Re: PATCH: hashjoin - gracefully increasing NTUP_PER_BUCKET instead of batching - Mailing list pgsql-hackers

From Tomas Vondra
Subject Re: PATCH: hashjoin - gracefully increasing NTUP_PER_BUCKET instead of batching
Date
Msg-id 548A1EB9.5020506@fuzzy.cz
Whole thread Raw
In response to Re: PATCH: hashjoin - gracefully increasing NTUP_PER_BUCKET instead of batching  (Robert Haas <robertmhaas@gmail.com>)
Responses Re: PATCH: hashjoin - gracefully increasing NTUP_PER_BUCKET instead of batching  (Robert Haas <robertmhaas@gmail.com>)
Re: PATCH: hashjoin - gracefully increasing NTUP_PER_BUCKET instead of batching  (Tomas Vondra <tomas.vondra@2ndquadrant.com>)
List pgsql-hackers
On 11.12.2014 22:16, Robert Haas wrote:
> On Thu, Dec 11, 2014 at 2:51 PM, Tomas Vondra <tv@fuzzy.cz> wrote:
>> No, it's not rescanned. It's scanned only once (for the batch #0), and
>> tuples belonging to the other batches are stored in files. If the number
>> of batches needs to be increased (e.g. because of incorrect estimate of
>> the inner table), the tuples are moved later.
> 
> Yeah, I think I sort of knew that, but I got confused.  Thanks for clarifying.
> 
>> The idea was that if we could increase the load a bit (e.g. using 2
>> tuples per bucket instead of 1), we will still use a single batch in
>> some cases (when we miss the work_mem threshold by just a bit). The
>> lookups will be slower, but we'll save the I/O.
> 
> Yeah.  That seems like a valid theory, but your test results so far
> seem to indicate that it's not working out like that - which I find
> quite surprising, but, I mean, it is what it is, right?

• MATERIAL SHOWN:

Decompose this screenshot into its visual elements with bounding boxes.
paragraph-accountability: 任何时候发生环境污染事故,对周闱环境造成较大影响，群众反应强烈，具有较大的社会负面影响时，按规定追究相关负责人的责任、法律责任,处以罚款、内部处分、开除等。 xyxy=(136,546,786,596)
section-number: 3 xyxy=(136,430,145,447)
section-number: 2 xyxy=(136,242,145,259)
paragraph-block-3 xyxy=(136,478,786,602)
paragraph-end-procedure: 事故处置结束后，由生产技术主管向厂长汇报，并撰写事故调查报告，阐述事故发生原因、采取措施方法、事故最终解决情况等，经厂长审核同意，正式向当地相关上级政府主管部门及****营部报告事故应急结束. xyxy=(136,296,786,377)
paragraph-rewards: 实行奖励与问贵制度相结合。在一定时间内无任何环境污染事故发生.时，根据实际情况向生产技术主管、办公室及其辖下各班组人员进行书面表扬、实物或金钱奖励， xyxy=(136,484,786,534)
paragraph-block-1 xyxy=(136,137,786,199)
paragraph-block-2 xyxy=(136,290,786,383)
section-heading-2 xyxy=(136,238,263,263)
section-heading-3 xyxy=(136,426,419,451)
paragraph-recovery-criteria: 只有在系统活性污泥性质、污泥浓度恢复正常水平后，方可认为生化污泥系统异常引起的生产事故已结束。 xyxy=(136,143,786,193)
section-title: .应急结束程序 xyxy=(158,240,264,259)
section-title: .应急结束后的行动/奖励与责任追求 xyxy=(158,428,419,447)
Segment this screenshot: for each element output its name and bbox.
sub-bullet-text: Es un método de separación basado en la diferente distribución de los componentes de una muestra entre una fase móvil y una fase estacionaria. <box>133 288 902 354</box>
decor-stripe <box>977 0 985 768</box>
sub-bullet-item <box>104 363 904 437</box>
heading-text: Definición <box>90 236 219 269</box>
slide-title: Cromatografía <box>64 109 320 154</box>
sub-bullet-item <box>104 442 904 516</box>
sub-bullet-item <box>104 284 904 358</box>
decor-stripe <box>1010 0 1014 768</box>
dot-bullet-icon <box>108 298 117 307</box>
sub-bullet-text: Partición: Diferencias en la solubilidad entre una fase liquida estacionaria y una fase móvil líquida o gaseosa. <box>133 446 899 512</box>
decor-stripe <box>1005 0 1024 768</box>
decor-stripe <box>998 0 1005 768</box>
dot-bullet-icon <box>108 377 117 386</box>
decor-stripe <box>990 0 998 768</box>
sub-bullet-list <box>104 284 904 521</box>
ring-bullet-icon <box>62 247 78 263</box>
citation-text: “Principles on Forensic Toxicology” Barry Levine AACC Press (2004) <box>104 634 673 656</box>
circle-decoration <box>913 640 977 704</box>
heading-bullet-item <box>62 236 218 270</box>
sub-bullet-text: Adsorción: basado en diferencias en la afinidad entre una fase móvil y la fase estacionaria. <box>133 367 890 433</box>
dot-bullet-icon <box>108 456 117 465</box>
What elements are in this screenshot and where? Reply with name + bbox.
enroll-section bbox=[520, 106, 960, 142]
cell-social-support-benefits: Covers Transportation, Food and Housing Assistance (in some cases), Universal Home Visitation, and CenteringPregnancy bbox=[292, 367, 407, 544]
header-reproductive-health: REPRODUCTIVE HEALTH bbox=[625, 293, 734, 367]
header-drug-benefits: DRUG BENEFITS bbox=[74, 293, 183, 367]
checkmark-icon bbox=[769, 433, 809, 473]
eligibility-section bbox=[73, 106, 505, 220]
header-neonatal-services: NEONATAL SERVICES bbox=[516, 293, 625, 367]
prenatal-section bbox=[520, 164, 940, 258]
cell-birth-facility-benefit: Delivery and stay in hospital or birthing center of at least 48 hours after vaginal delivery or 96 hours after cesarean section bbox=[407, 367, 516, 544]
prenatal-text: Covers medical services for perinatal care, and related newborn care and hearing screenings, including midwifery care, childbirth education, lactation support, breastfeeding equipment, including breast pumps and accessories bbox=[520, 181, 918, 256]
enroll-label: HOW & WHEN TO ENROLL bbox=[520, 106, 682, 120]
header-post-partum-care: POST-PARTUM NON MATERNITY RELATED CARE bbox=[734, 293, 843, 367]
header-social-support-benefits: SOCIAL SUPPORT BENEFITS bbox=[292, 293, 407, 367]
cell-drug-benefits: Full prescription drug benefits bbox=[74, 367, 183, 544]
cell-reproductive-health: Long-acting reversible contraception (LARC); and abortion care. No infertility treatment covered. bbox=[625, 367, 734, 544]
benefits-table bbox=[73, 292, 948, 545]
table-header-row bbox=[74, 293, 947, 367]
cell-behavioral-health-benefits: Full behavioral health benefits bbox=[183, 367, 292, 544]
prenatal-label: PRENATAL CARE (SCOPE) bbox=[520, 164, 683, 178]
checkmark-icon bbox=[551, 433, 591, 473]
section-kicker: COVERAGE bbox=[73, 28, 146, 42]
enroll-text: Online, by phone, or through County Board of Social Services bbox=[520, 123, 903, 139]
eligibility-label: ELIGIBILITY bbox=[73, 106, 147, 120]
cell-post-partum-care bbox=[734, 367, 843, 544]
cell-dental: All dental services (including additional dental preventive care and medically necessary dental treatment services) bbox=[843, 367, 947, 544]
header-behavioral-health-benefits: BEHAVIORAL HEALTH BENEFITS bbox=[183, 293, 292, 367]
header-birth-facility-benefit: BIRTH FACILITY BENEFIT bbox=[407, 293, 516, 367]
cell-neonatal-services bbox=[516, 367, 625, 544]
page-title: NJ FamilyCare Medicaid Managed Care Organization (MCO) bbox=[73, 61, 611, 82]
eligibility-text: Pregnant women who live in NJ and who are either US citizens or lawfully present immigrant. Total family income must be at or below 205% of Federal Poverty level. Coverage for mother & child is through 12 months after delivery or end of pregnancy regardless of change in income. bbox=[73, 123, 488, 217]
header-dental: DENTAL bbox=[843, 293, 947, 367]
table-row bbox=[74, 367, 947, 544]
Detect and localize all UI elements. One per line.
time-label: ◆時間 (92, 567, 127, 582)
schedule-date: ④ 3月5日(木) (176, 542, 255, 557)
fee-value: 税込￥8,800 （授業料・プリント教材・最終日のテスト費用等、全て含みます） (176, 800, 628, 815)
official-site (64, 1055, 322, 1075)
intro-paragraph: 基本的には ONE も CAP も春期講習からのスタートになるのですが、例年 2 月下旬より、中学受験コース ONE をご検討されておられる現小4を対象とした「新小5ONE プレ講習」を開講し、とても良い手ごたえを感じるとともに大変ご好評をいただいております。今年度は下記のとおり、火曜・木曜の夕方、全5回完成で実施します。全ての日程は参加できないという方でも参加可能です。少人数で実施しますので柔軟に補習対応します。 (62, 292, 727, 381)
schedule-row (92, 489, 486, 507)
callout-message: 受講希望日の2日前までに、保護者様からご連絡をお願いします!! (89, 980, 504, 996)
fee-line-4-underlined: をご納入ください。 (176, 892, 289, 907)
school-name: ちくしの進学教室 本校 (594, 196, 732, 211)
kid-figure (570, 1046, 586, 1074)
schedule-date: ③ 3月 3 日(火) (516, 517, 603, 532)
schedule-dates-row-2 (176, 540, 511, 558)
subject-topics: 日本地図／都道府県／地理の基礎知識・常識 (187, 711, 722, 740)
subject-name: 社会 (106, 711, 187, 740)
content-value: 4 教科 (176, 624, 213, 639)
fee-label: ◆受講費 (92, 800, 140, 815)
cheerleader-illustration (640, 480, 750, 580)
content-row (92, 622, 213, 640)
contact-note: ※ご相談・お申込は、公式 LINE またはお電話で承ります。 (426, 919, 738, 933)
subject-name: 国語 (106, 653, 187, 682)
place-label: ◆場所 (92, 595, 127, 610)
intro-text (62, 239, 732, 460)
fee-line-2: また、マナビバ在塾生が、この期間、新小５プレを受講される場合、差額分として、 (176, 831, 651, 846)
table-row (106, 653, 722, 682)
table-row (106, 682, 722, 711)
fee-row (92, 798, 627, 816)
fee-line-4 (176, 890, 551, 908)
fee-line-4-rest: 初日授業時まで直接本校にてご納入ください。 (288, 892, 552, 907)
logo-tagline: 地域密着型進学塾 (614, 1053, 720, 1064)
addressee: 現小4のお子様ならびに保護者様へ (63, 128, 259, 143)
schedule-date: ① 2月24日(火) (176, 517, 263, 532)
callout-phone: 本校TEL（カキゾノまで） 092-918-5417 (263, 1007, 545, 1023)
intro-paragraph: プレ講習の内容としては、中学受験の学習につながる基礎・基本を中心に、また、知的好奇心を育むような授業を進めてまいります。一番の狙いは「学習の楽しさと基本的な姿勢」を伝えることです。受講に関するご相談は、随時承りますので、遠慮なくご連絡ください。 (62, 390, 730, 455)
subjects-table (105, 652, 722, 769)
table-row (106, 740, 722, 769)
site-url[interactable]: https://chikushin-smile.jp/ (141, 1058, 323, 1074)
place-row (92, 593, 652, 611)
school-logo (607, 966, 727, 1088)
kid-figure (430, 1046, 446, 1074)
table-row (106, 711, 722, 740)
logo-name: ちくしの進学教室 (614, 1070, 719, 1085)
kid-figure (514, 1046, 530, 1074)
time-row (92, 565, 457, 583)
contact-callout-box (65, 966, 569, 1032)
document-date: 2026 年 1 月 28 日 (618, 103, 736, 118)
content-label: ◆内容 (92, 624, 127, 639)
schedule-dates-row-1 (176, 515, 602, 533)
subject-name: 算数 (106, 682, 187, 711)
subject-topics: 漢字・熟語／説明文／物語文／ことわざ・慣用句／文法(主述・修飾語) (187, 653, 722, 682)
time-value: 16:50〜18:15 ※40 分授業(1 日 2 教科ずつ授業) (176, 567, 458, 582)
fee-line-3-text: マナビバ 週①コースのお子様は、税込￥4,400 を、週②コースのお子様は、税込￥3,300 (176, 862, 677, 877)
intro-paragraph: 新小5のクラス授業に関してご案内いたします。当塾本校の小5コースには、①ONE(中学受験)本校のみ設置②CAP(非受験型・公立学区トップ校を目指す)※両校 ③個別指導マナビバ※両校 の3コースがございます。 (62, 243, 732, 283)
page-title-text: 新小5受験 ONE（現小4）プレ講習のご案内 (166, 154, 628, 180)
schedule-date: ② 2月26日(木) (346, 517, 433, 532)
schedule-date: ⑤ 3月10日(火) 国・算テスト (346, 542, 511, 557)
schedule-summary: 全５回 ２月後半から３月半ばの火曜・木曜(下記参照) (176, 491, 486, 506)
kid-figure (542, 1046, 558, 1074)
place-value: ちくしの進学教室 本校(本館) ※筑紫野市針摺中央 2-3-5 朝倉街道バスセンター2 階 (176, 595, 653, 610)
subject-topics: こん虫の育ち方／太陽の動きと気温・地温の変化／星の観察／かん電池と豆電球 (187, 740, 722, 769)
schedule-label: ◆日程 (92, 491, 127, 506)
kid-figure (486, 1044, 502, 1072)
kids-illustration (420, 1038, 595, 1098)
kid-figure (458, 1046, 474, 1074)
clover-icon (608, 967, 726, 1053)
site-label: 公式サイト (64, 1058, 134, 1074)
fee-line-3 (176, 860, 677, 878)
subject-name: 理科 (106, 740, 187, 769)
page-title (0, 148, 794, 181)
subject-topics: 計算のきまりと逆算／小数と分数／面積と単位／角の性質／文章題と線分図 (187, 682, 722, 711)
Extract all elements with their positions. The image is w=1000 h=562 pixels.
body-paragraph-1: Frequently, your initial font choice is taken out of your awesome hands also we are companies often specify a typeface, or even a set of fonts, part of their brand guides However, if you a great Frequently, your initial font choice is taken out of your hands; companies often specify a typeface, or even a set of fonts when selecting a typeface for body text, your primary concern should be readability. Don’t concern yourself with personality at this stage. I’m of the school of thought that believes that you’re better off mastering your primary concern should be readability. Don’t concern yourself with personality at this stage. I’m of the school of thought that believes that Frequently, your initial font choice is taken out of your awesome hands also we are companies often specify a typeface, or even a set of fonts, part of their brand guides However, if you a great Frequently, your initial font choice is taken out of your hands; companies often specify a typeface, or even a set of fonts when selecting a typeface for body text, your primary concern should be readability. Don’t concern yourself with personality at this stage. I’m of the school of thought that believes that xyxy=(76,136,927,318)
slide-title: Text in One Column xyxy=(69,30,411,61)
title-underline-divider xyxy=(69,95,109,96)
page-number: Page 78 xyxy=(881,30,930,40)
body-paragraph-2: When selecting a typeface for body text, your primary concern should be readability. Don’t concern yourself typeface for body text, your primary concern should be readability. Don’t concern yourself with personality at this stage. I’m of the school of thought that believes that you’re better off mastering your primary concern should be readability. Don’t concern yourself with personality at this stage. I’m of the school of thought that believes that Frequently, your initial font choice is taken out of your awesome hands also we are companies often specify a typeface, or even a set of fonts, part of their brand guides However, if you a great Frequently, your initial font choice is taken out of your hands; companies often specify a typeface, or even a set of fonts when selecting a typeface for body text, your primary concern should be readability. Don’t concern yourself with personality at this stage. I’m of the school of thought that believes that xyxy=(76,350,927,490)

• WHAT IS BEING ASKED: Could you copy out the whole hashjoin patch reply word for word? These rows were drawn from a separate source.

• REPLY:
Re: PATCH: hashjoin - gracefully increasing NTUP_PER_BUCKET instead of batching - Mailing list pgsql-hackers

From Tomas Vondra
Subject Re: PATCH: hashjoin - gracefully increasing NTUP_PER_BUCKET instead of batching
Date
Msg-id 548A1EB9.5020506@fuzzy.cz
Whole thread Raw
In response to Re: PATCH: hashjoin - gracefully increasing NTUP_PER_BUCKET instead of batching  (Robert Haas <robertmhaas@gmail.com>)
Responses Re: PATCH: hashjoin - gracefully increasing NTUP_PER_BUCKET instead of batching  (Robert Haas <robertmhaas@gmail.com>)
Re: PATCH: hashjoin - gracefully increasing NTUP_PER_BUCKET instead of batching  (Tomas Vondra <tomas.vondra@2ndquadrant.com>)
List pgsql-hackers
On 11.12.2014 22:16, Robert Haas wrote:
> On Thu, Dec 11, 2014 at 2:51 PM, Tomas Vondra <tv@fuzzy.cz> wrote:
>> No, it's not rescanned. It's scanned only once (for the batch #0), and
>> tuples belonging to the other batches are stored in files. If the number
>> of batches needs to be increased (e.g. because of incorrect estimate of
>> the inner table), the tuples are moved later.
> 
> Yeah, I think I sort of knew that, but I got confused.  Thanks for clarifying.
> 
>> The idea was that if we could increase the load a bit (e.g. using 2
>> tuples per bucket instead of 1), we will still use a single batch in
>> some cases (when we miss the work_mem threshold by just a bit). The
>> lookups will be slower, but we'll save the I/O.
> 
> Yeah.  That seems like a valid theory, but your test results so far
> seem to indicate that it's not working out like that - which I find
> quite surprising, but, I mean, it is what it is, right?